**Listed records**
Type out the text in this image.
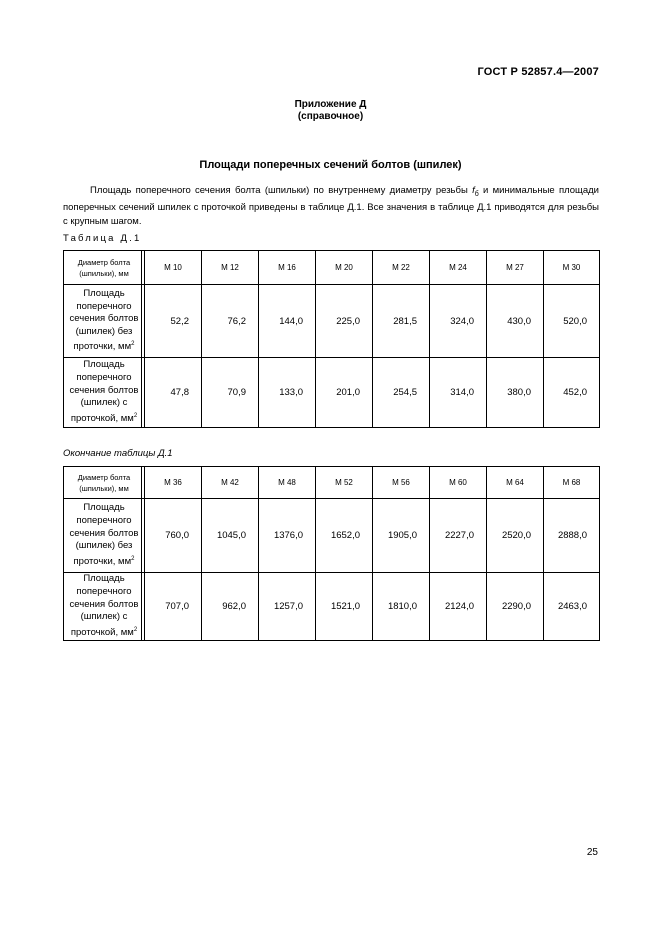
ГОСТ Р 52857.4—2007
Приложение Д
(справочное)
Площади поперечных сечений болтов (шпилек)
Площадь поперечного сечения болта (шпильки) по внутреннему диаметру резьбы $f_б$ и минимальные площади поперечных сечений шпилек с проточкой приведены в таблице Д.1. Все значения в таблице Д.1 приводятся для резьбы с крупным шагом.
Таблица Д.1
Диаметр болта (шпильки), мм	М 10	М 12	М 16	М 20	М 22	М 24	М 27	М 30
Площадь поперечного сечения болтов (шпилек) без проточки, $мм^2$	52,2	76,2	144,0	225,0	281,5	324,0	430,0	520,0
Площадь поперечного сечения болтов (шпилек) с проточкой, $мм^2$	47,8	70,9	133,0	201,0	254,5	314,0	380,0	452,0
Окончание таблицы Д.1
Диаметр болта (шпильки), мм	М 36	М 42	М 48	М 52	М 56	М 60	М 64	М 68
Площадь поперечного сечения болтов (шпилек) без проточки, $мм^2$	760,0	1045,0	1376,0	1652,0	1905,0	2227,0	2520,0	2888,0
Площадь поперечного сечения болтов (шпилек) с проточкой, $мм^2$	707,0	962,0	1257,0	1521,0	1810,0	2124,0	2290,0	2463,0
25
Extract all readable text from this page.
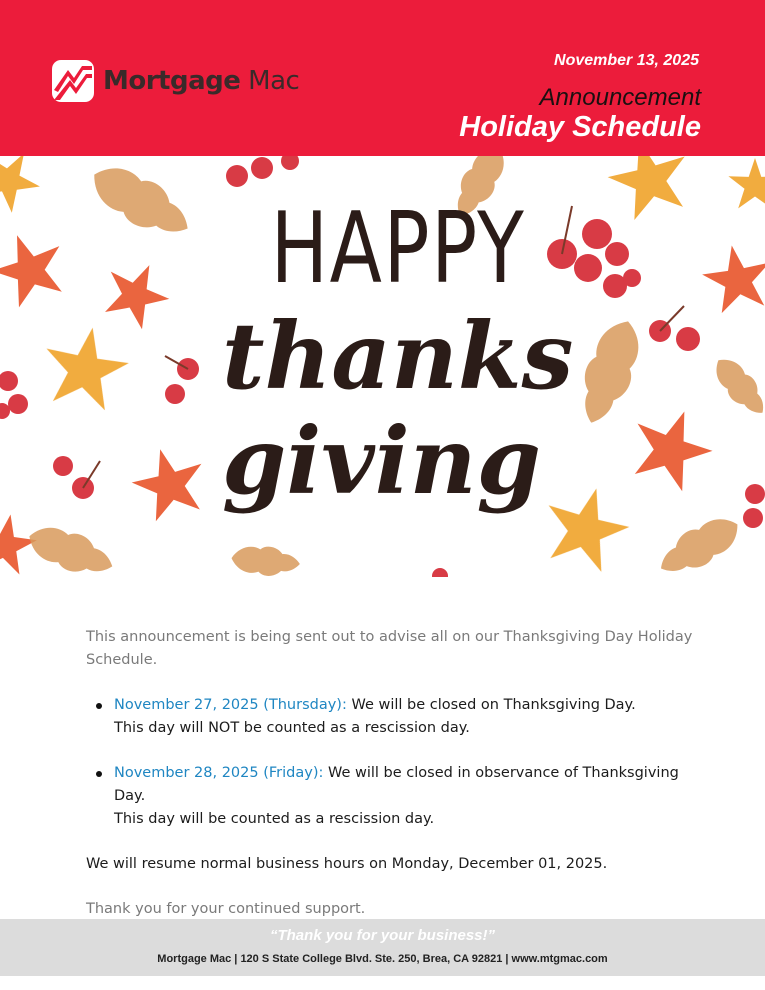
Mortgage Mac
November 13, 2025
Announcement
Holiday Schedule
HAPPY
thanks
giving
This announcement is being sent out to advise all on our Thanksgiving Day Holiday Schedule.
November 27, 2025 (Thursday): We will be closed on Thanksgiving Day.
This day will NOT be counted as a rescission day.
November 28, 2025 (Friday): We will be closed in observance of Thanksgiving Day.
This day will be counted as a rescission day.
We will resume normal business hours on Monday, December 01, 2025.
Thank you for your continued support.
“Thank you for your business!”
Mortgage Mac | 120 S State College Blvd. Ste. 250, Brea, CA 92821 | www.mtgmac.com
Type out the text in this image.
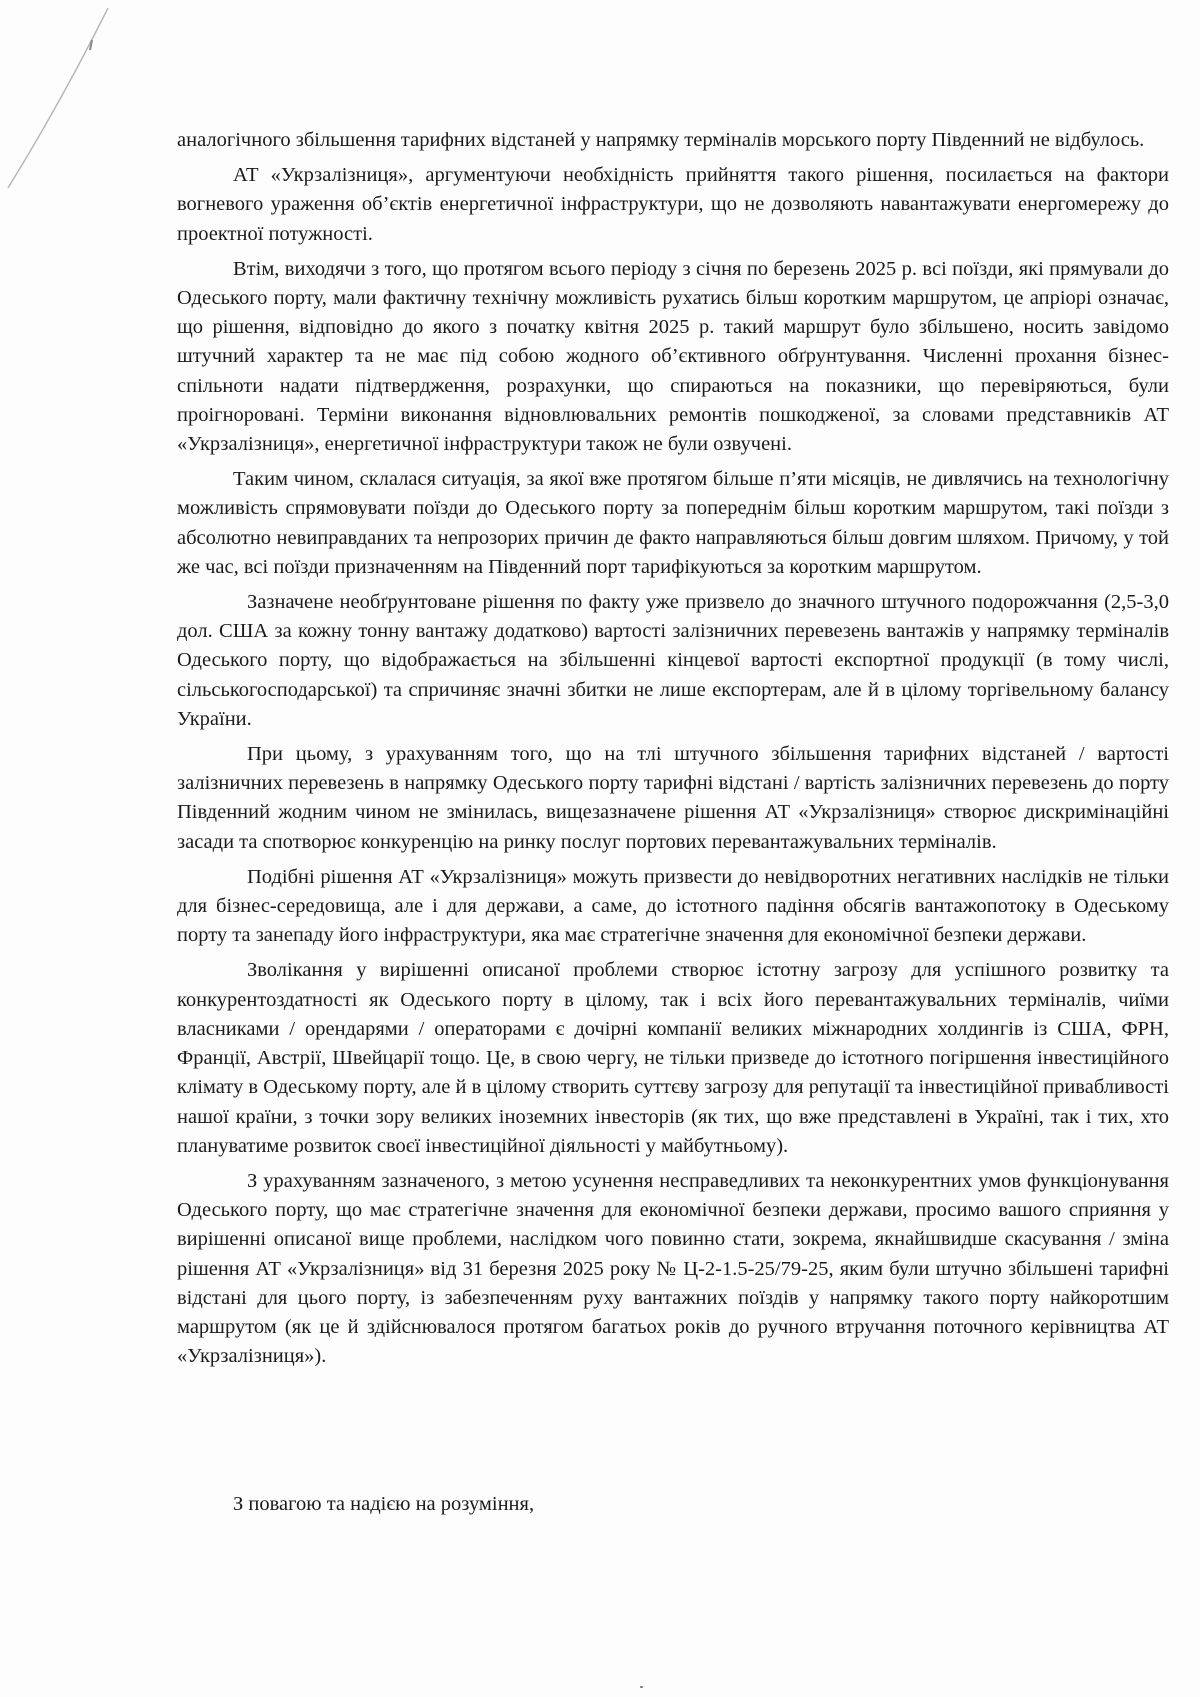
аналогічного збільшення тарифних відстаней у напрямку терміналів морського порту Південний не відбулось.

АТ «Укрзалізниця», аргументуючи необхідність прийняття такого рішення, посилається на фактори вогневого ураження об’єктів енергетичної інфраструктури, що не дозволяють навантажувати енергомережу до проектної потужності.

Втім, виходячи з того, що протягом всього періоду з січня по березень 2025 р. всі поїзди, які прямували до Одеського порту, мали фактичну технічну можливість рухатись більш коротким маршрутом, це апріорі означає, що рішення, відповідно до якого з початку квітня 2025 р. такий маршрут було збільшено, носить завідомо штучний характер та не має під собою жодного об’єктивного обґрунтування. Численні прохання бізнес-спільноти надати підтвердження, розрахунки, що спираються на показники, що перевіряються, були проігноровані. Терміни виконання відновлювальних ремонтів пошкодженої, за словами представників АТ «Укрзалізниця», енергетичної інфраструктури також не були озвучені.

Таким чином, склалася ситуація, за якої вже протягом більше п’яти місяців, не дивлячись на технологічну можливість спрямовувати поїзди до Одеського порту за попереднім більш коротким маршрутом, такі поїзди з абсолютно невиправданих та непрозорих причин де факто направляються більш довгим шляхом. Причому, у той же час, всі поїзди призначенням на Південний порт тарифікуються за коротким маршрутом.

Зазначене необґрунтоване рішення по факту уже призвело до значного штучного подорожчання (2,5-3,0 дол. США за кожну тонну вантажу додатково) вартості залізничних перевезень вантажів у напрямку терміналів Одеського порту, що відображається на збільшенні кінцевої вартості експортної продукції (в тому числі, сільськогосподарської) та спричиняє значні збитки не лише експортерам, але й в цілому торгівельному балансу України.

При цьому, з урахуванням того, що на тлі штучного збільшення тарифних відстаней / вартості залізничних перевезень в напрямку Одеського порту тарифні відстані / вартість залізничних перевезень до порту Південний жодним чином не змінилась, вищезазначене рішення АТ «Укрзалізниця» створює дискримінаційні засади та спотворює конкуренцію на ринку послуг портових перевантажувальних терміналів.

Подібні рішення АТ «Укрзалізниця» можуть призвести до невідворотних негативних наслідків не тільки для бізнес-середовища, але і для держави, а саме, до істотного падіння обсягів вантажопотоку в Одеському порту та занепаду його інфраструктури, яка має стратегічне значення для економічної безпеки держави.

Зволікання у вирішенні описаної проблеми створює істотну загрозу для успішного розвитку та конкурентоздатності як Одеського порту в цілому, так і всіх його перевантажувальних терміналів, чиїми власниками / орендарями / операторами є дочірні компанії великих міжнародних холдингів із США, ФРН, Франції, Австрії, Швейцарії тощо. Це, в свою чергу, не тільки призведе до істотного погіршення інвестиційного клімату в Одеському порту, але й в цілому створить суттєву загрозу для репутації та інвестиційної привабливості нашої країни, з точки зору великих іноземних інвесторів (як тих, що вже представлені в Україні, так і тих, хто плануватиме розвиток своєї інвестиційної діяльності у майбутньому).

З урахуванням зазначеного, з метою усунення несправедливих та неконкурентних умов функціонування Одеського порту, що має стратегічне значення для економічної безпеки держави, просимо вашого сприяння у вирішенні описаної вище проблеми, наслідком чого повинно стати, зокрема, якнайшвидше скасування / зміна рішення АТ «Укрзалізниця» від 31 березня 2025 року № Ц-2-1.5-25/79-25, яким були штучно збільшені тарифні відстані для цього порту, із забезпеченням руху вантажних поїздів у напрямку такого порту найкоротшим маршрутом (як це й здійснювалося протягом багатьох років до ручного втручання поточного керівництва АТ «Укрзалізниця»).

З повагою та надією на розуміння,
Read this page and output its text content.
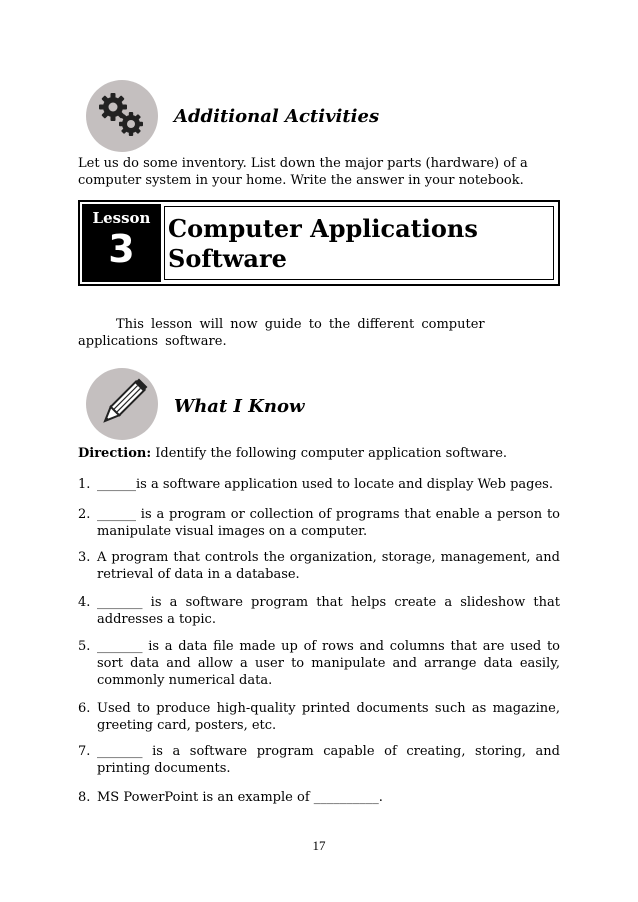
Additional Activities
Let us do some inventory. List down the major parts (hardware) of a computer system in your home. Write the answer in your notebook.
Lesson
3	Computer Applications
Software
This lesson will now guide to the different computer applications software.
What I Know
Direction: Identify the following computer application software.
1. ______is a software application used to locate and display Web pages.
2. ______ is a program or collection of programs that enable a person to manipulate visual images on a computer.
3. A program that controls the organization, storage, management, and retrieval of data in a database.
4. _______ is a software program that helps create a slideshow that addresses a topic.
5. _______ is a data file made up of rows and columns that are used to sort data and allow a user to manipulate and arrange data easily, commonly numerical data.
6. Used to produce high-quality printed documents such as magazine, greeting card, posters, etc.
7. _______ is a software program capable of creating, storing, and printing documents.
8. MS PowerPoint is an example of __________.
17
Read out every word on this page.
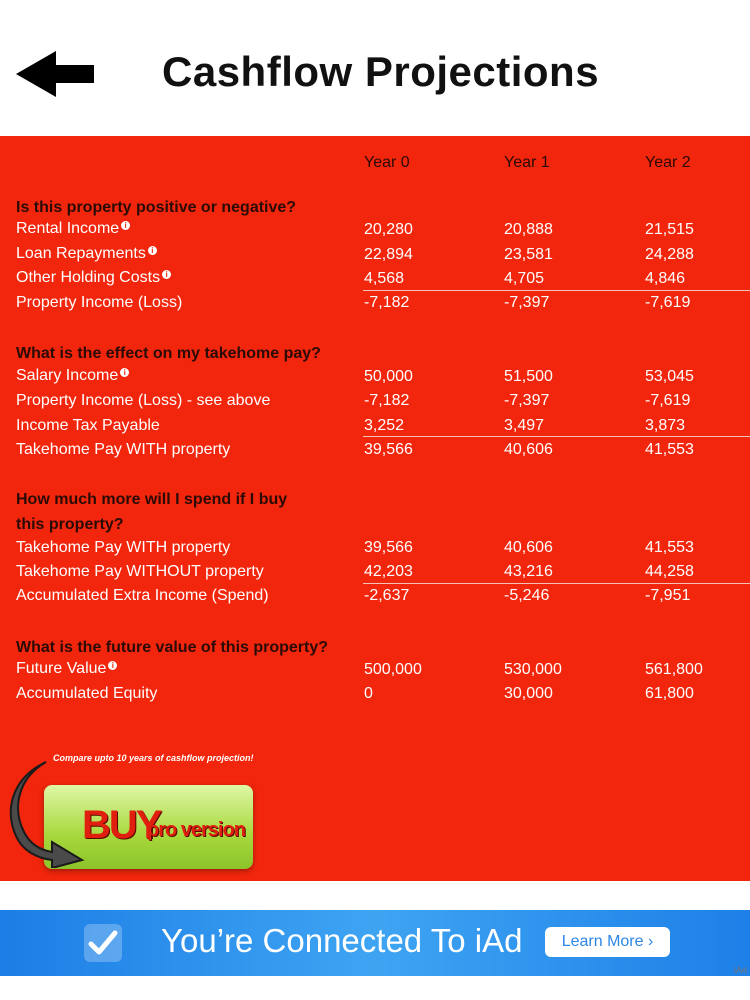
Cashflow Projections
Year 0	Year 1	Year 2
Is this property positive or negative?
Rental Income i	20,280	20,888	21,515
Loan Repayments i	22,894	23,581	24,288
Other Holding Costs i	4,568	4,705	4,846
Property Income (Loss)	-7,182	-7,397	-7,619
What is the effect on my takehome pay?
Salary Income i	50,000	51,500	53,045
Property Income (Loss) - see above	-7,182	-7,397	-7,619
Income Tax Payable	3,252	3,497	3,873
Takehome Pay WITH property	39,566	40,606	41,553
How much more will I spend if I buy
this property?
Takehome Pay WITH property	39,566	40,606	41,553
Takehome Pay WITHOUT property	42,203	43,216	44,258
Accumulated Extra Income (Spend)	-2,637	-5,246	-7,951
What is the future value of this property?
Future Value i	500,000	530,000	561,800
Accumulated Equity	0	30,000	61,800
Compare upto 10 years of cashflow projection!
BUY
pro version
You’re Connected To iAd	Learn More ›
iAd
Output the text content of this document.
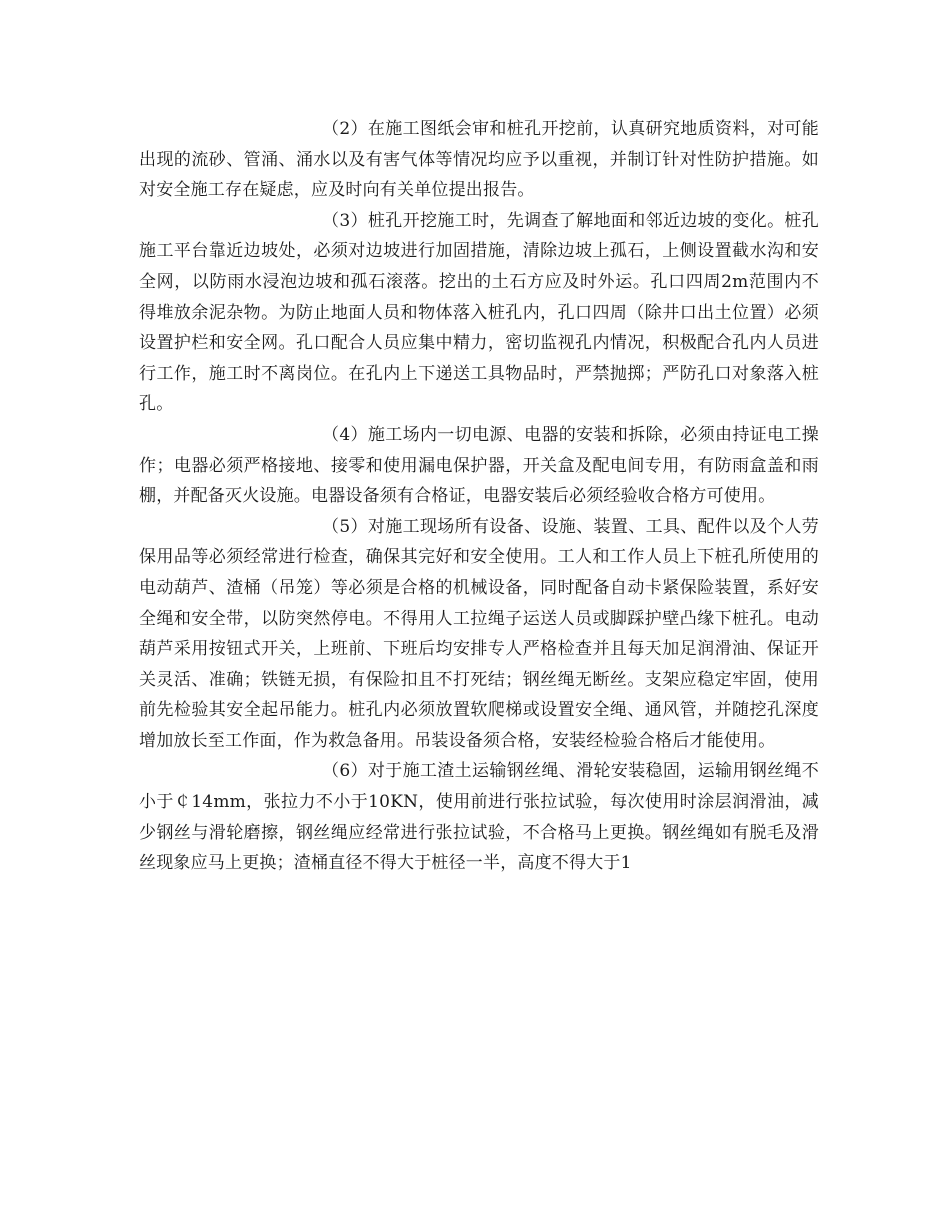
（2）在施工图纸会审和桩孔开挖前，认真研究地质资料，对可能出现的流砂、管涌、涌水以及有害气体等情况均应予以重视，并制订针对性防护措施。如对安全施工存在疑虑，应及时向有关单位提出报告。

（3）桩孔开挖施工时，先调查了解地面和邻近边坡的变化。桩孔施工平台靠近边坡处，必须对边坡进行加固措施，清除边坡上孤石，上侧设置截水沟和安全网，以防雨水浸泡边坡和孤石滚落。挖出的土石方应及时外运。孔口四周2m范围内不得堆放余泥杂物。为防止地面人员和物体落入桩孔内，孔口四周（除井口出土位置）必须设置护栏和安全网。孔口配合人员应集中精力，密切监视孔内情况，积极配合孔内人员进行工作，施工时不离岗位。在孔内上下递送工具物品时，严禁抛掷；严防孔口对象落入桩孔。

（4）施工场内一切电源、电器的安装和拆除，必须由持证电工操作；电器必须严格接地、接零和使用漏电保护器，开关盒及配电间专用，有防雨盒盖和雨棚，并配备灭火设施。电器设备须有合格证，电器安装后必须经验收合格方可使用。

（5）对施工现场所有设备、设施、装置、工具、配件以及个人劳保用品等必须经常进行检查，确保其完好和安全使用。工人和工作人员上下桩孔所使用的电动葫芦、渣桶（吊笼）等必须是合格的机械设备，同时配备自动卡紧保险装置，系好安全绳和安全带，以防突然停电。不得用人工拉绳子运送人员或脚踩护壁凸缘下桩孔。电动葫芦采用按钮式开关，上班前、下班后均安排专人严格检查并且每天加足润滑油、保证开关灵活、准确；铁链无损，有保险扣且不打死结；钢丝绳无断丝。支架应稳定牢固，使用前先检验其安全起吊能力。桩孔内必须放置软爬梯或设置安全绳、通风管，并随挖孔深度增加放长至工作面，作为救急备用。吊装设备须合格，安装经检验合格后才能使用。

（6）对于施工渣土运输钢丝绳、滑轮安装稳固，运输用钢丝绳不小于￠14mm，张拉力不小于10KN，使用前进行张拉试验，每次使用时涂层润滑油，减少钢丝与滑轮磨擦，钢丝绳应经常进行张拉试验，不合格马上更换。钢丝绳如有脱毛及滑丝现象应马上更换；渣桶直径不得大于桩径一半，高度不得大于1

**Exercise requirements**
Using the listing above, pull out all lines that hold the word "will".

**Exercise solution**
November 27, 2025 (Thursday): We will be closed on Thanksgiving Day.
This day will NOT be counted as a rescission day.
November 28, 2025 (Friday): We will be closed in observance of Thanksgiving Day.
This day will be counted as a rescission day.
We will resume normal business hours on Monday, December 01, 2025.
This lesson will now guide to the different computer applications software.
How much more will I spend if I buy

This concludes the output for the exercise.